Task directions: Copy every line in which the string "Settings" occurs.
** START Recorded information **
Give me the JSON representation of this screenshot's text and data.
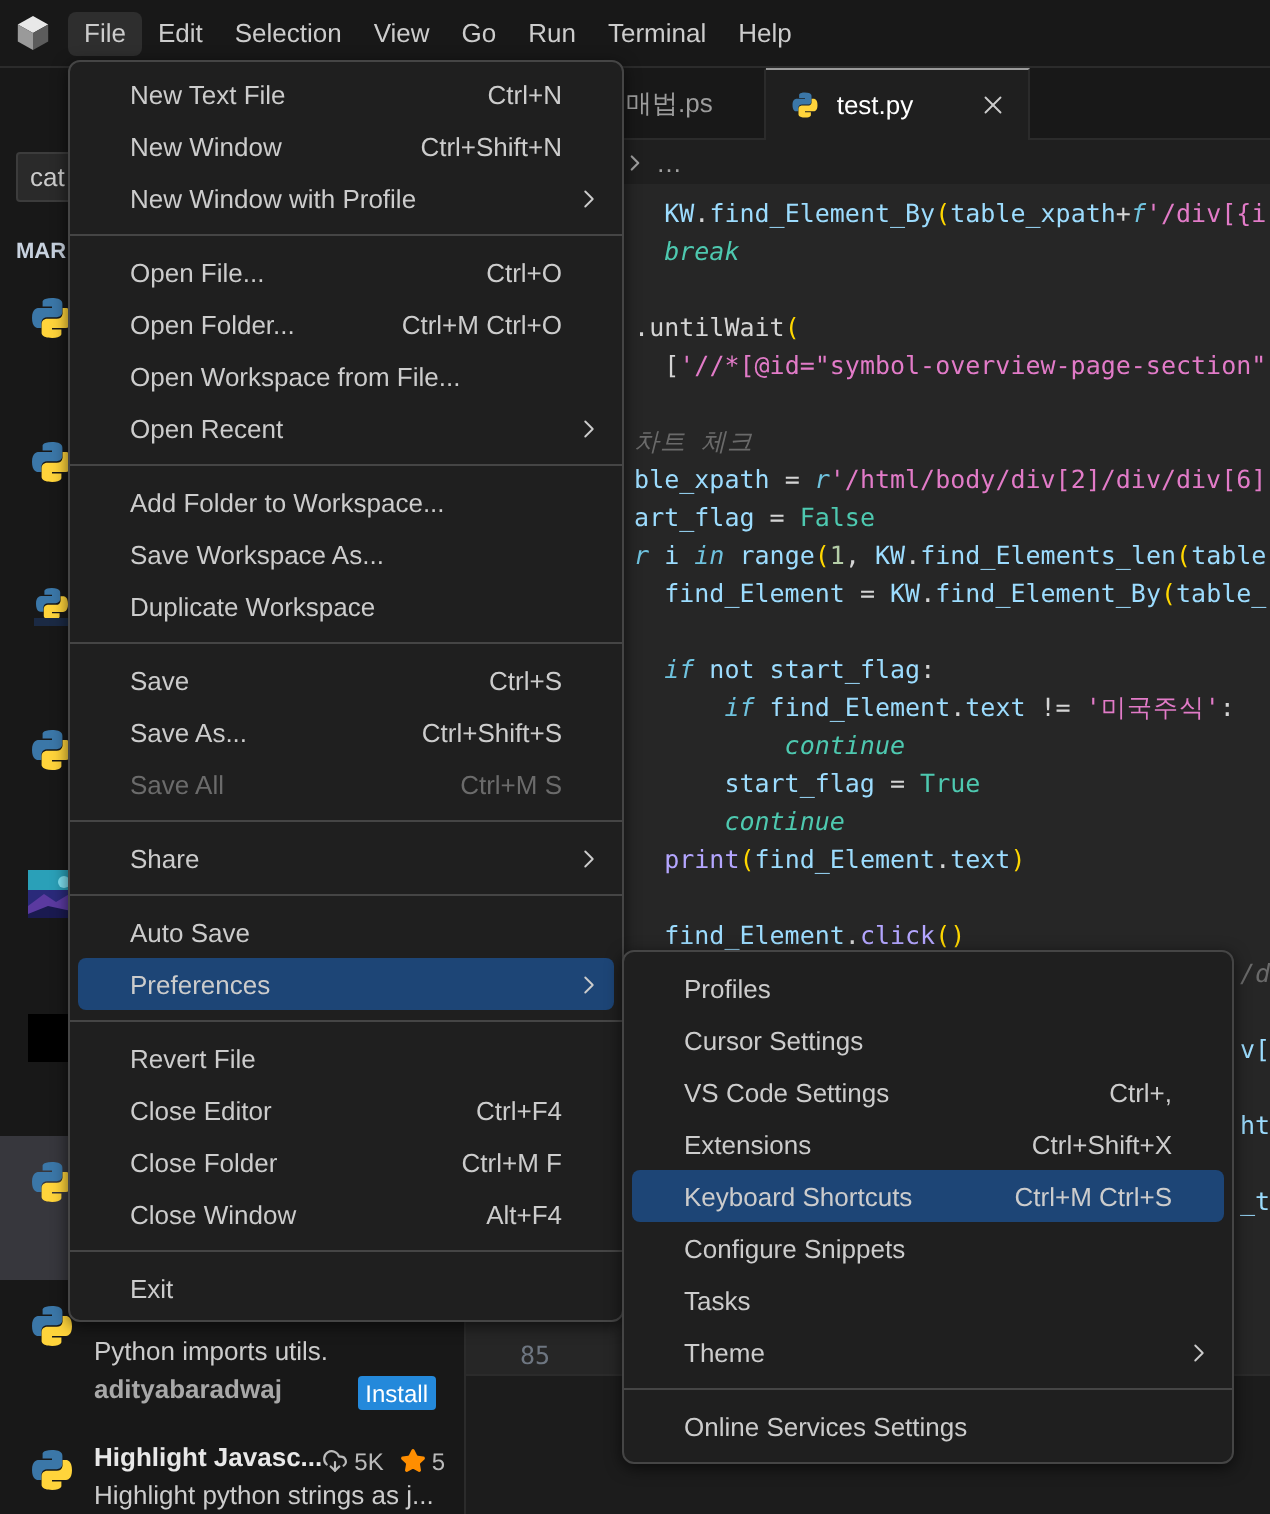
{
  "menubar": {
    "items": [
      {
        "label": "File",
        "selected": true
      },
      {
        "label": "Edit",
        "selected": false
      },
      {
        "label": "Selection",
        "selected": false
      },
      {
        "label": "View",
        "selected": false
      },
      {
        "label": "Go",
        "selected": false
      },
      {
        "label": "Run",
        "selected": false
      },
      {
        "label": "Terminal",
        "selected": false
      },
      {
        "label": "Help",
        "selected": false
      }
    ]
  },
  "sidebar": {
    "search": {
      "value": "cat"
    },
    "section_header": "MAR",
    "extensions": [
      {
        "kind": "python",
        "selected": false
      },
      {
        "kind": "python",
        "selected": false
      },
      {
        "kind": "python-label",
        "selected": false
      },
      {
        "kind": "python",
        "selected": false
      },
      {
        "kind": "picture",
        "selected": false
      },
      {
        "kind": "dark",
        "selected": false
      },
      {
        "kind": "python",
        "selected": true
      },
      {
        "kind": "python",
        "selected": false,
        "description": "Python imports utils.",
        "publisher": "adityabaradwaj",
        "action": "Install"
      },
      {
        "kind": "python",
        "selected": false,
        "title": "Highlight Javasc...",
        "downloads": "5K",
        "rating": "5",
        "description": "Highlight python strings as j..."
      }
    ]
  },
  "editor": {
    "tabs": [
      {
        "kind": "plain",
        "label": "매법.ps",
        "selected": false
      },
      {
        "kind": "python",
        "label": "test.py",
        "selected": true
      }
    ],
    "breadcrumb": "…",
    "line_numbers": [
      "85"
    ],
    "code_lines": [
      {
        "kind": "code",
        "tokens": [
          {
            "text": "    KW",
            "kind": "variable"
          },
          {
            "text": ".",
            "kind": "plain"
          },
          {
            "text": "find_Element_By",
            "kind": "variable"
          },
          {
            "text": "(",
            "kind": "paren"
          },
          {
            "text": "table_xpath",
            "kind": "variable"
          },
          {
            "text": "+",
            "kind": "plain"
          },
          {
            "text": "f",
            "kind": "keyword"
          },
          {
            "text": "'/div[{i",
            "kind": "string"
          }
        ]
      },
      {
        "kind": "code",
        "tokens": [
          {
            "text": "    break",
            "kind": "control"
          }
        ]
      },
      {
        "kind": "blank"
      },
      {
        "kind": "code",
        "tokens": [
          {
            "text": "  .untilWait",
            "kind": "plain"
          },
          {
            "text": "(",
            "kind": "paren"
          }
        ]
      },
      {
        "kind": "code",
        "tokens": [
          {
            "text": "    [",
            "kind": "plain"
          },
          {
            "text": "'//*[@id=\"symbol-overview-page-section\"",
            "kind": "string"
          }
        ]
      },
      {
        "kind": "blank"
      },
      {
        "kind": "code",
        "tokens": [
          {
            "text": "  차트 체크",
            "kind": "comment"
          }
        ]
      },
      {
        "kind": "code",
        "tokens": [
          {
            "text": "  ble_xpath",
            "kind": "variable"
          },
          {
            "text": " = ",
            "kind": "plain"
          },
          {
            "text": "r",
            "kind": "keyword"
          },
          {
            "text": "'/html/body/div[2]/div/div[6]",
            "kind": "string"
          }
        ]
      },
      {
        "kind": "code",
        "tokens": [
          {
            "text": "  art_flag",
            "kind": "variable"
          },
          {
            "text": " = ",
            "kind": "plain"
          },
          {
            "text": "False",
            "kind": "constant"
          }
        ]
      },
      {
        "kind": "code",
        "tokens": [
          {
            "text": "  r",
            "kind": "keyword"
          },
          {
            "text": " i ",
            "kind": "variable"
          },
          {
            "text": "in",
            "kind": "keyword"
          },
          {
            "text": " range",
            "kind": "variable"
          },
          {
            "text": "(",
            "kind": "paren"
          },
          {
            "text": "1",
            "kind": "number"
          },
          {
            "text": ", ",
            "kind": "plain"
          },
          {
            "text": "KW",
            "kind": "variable"
          },
          {
            "text": ".",
            "kind": "plain"
          },
          {
            "text": "find_Elements_len",
            "kind": "variable"
          },
          {
            "text": "(",
            "kind": "paren"
          },
          {
            "text": "table",
            "kind": "variable"
          }
        ]
      },
      {
        "kind": "code",
        "tokens": [
          {
            "text": "    find_Element",
            "kind": "variable"
          },
          {
            "text": " = ",
            "kind": "plain"
          },
          {
            "text": "KW",
            "kind": "variable"
          },
          {
            "text": ".",
            "kind": "plain"
          },
          {
            "text": "find_Element_By",
            "kind": "variable"
          },
          {
            "text": "(",
            "kind": "paren"
          },
          {
            "text": "table_",
            "kind": "variable"
          }
        ]
      },
      {
        "kind": "blank"
      },
      {
        "kind": "code",
        "tokens": [
          {
            "text": "    if",
            "kind": "keyword"
          },
          {
            "text": " not ",
            "kind": "variable"
          },
          {
            "text": "start_flag",
            "kind": "variable"
          },
          {
            "text": ":",
            "kind": "plain"
          }
        ]
      },
      {
        "kind": "code",
        "tokens": [
          {
            "text": "        if",
            "kind": "keyword"
          },
          {
            "text": " find_Element",
            "kind": "variable"
          },
          {
            "text": ".",
            "kind": "plain"
          },
          {
            "text": "text",
            "kind": "variable"
          },
          {
            "text": " != ",
            "kind": "plain"
          },
          {
            "text": "'미국주식'",
            "kind": "string"
          },
          {
            "text": ":",
            "kind": "plain"
          }
        ]
      },
      {
        "kind": "code",
        "tokens": [
          {
            "text": "            continue",
            "kind": "control"
          }
        ]
      },
      {
        "kind": "code",
        "tokens": [
          {
            "text": "        start_flag",
            "kind": "variable"
          },
          {
            "text": " = ",
            "kind": "plain"
          },
          {
            "text": "True",
            "kind": "constant"
          }
        ]
      },
      {
        "kind": "code",
        "tokens": [
          {
            "text": "        continue",
            "kind": "control"
          }
        ]
      },
      {
        "kind": "code",
        "tokens": [
          {
            "text": "    print",
            "kind": "builtin"
          },
          {
            "text": "(",
            "kind": "paren"
          },
          {
            "text": "find_Element",
            "kind": "variable"
          },
          {
            "text": ".",
            "kind": "plain"
          },
          {
            "text": "text",
            "kind": "variable"
          },
          {
            "text": ")",
            "kind": "paren"
          }
        ]
      },
      {
        "kind": "blank"
      },
      {
        "kind": "code",
        "tokens": [
          {
            "text": "    find_Element",
            "kind": "variable"
          },
          {
            "text": ".",
            "kind": "plain"
          },
          {
            "text": "click",
            "kind": "builtin"
          },
          {
            "text": "()",
            "kind": "paren"
          }
        ]
      },
      {
        "kind": "tail",
        "tokens": [
          {
            "text": "/d",
            "kind": "comment"
          }
        ]
      },
      {
        "kind": "blank"
      },
      {
        "kind": "tail",
        "tokens": [
          {
            "text": "v[",
            "kind": "variable"
          }
        ]
      },
      {
        "kind": "blank"
      },
      {
        "kind": "tail",
        "tokens": [
          {
            "text": "ht",
            "kind": "variable"
          }
        ]
      },
      {
        "kind": "blank"
      },
      {
        "kind": "tail",
        "tokens": [
          {
            "text": "_t",
            "kind": "variable"
          }
        ]
      }
    ]
  },
  "file_menu": {
    "items": [
      {
        "kind": "item",
        "label": "New Text File",
        "shortcut": "Ctrl+N",
        "submenu": false,
        "disabled": false,
        "selected": false
      },
      {
        "kind": "item",
        "label": "New Window",
        "shortcut": "Ctrl+Shift+N",
        "submenu": false,
        "disabled": false,
        "selected": false
      },
      {
        "kind": "item",
        "label": "New Window with Profile",
        "submenu": true,
        "disabled": false,
        "selected": false
      },
      {
        "kind": "separator"
      },
      {
        "kind": "item",
        "label": "Open File...",
        "shortcut": "Ctrl+O",
        "submenu": false,
        "disabled": false,
        "selected": false
      },
      {
        "kind": "item",
        "label": "Open Folder...",
        "shortcut": "Ctrl+M Ctrl+O",
        "submenu": false,
        "disabled": false,
        "selected": false
      },
      {
        "kind": "item",
        "label": "Open Workspace from File...",
        "submenu": false,
        "disabled": false,
        "selected": false
      },
      {
        "kind": "item",
        "label": "Open Recent",
        "submenu": true,
        "disabled": false,
        "selected": false
      },
      {
        "kind": "separator"
      },
      {
        "kind": "item",
        "label": "Add Folder to Workspace...",
        "submenu": false,
        "disabled": false,
        "selected": false
      },
      {
        "kind": "item",
        "label": "Save Workspace As...",
        "submenu": false,
        "disabled": false,
        "selected": false
      },
      {
        "kind": "item",
        "label": "Duplicate Workspace",
        "submenu": false,
        "disabled": false,
        "selected": false
      },
      {
        "kind": "separator"
      },
      {
        "kind": "item",
        "label": "Save",
        "shortcut": "Ctrl+S",
        "submenu": false,
        "disabled": false,
        "selected": false
      },
      {
        "kind": "item",
        "label": "Save As...",
        "shortcut": "Ctrl+Shift+S",
        "submenu": false,
        "disabled": false,
        "selected": false
      },
      {
        "kind": "item",
        "label": "Save All",
        "shortcut": "Ctrl+M S",
        "submenu": false,
        "disabled": true,
        "selected": false
      },
      {
        "kind": "separator"
      },
      {
        "kind": "item",
        "label": "Share",
        "submenu": true,
        "disabled": false,
        "selected": false
      },
      {
        "kind": "separator"
      },
      {
        "kind": "item",
        "label": "Auto Save",
        "submenu": false,
        "disabled": false,
        "selected": false
      },
      {
        "kind": "item",
        "label": "Preferences",
        "submenu": true,
        "disabled": false,
        "selected": true
      },
      {
        "kind": "separator"
      },
      {
        "kind": "item",
        "label": "Revert File",
        "submenu": false,
        "disabled": false,
        "selected": false
      },
      {
        "kind": "item",
        "label": "Close Editor",
        "shortcut": "Ctrl+F4",
        "submenu": false,
        "disabled": false,
        "selected": false
      },
      {
        "kind": "item",
        "label": "Close Folder",
        "shortcut": "Ctrl+M F",
        "submenu": false,
        "disabled": false,
        "selected": false
      },
      {
        "kind": "item",
        "label": "Close Window",
        "shortcut": "Alt+F4",
        "submenu": false,
        "disabled": false,
        "selected": false
      },
      {
        "kind": "separator"
      },
      {
        "kind": "item",
        "label": "Exit",
        "submenu": false,
        "disabled": false,
        "selected": false
      }
    ]
  },
  "preferences_menu": {
    "items": [
      {
        "kind": "item",
        "label": "Profiles",
        "submenu": false,
        "disabled": false,
        "selected": false
      },
      {
        "kind": "item",
        "label": "Cursor Settings",
        "submenu": false,
        "disabled": false,
        "selected": false
      },
      {
        "kind": "item",
        "label": "VS Code Settings",
        "shortcut": "Ctrl+,",
        "submenu": false,
        "disabled": false,
        "selected": false
      },
      {
        "kind": "item",
        "label": "Extensions",
        "shortcut": "Ctrl+Shift+X",
        "submenu": false,
        "disabled": false,
        "selected": false
      },
      {
        "kind": "item",
        "label": "Keyboard Shortcuts",
        "shortcut": "Ctrl+M Ctrl+S",
        "submenu": false,
        "disabled": false,
        "selected": true
      },
      {
        "kind": "item",
        "label": "Configure Snippets",
        "submenu": false,
        "disabled": false,
        "selected": false
      },
      {
        "kind": "item",
        "label": "Tasks",
        "submenu": false,
        "disabled": false,
        "selected": false
      },
      {
        "kind": "item",
        "label": "Theme",
        "submenu": true,
        "disabled": false,
        "selected": false
      },
      {
        "kind": "separator"
      },
      {
        "kind": "item",
        "label": "Online Services Settings",
        "submenu": false,
        "disabled": false,
        "selected": false
      }
    ]
  }
}
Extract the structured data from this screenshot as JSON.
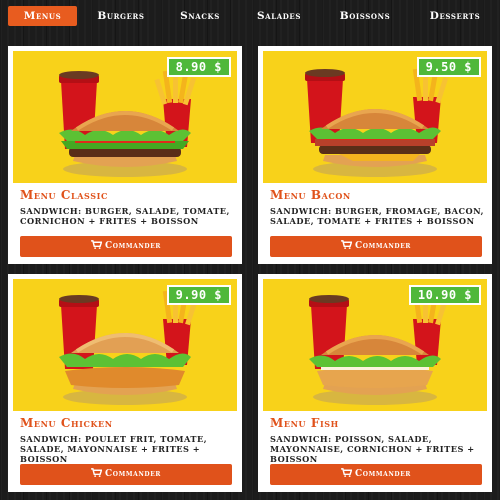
** END Recorded information **
Answer to this problem:
        "label": "Cursor Settings",
        "label": "VS Code Settings",
        "label": "Online Services Settings",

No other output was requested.